> **STATED GOAL**
Starting at the first line and stopping after the line that contains "195, 128, 245]", rewrite these lines with "score-cell" replaced by "score-box". Leave everything else unchanged.
-- START OF PROVIDED INFORMATION --
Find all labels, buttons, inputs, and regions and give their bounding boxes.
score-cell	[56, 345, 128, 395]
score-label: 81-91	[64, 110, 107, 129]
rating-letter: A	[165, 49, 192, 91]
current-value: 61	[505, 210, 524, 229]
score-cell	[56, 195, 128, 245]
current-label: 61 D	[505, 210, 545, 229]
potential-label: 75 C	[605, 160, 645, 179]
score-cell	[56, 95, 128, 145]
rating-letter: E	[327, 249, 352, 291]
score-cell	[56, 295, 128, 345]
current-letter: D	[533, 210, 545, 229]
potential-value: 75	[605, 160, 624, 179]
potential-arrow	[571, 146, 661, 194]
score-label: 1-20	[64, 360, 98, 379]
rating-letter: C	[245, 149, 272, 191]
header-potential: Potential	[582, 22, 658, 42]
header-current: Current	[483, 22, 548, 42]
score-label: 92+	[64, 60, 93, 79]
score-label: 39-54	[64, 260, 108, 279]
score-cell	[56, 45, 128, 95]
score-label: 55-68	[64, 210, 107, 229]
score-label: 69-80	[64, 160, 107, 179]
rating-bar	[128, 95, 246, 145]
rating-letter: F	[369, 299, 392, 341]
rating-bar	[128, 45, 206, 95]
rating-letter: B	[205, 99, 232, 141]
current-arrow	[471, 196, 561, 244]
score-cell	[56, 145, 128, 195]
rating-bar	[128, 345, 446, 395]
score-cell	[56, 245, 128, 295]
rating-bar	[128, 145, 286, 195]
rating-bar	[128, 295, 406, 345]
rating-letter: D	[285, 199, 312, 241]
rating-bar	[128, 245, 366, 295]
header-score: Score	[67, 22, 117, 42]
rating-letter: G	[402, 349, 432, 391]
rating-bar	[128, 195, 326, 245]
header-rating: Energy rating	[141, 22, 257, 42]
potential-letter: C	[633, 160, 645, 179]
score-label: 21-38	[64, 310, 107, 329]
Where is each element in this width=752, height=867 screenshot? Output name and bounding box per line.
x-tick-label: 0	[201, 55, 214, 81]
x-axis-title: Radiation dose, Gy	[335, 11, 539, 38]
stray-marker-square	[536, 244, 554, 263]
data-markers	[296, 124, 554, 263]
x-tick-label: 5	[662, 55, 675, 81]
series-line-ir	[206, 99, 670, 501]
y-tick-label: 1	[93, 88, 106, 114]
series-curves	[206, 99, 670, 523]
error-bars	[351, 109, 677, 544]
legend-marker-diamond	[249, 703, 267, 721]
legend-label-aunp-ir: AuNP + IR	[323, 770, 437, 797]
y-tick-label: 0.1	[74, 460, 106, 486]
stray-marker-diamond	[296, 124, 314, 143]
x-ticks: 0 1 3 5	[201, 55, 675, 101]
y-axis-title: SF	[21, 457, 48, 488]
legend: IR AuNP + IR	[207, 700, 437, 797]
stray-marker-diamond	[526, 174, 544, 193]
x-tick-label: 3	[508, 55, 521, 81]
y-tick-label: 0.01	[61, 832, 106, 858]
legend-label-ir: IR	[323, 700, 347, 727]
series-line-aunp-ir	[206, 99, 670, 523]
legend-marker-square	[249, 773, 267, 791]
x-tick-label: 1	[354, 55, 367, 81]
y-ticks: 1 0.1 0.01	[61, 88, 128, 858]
-- END OF PROVIDED INFORMATION --
> **FINAL ANSWER**
Find all labels, buttons, inputs, and regions and give their bounding boxes.
score-box	[56, 345, 128, 395]
score-label: 81-91	[64, 110, 107, 129]
rating-letter: A	[165, 49, 192, 91]
current-value: 61	[505, 210, 524, 229]
score-box	[56, 195, 128, 245]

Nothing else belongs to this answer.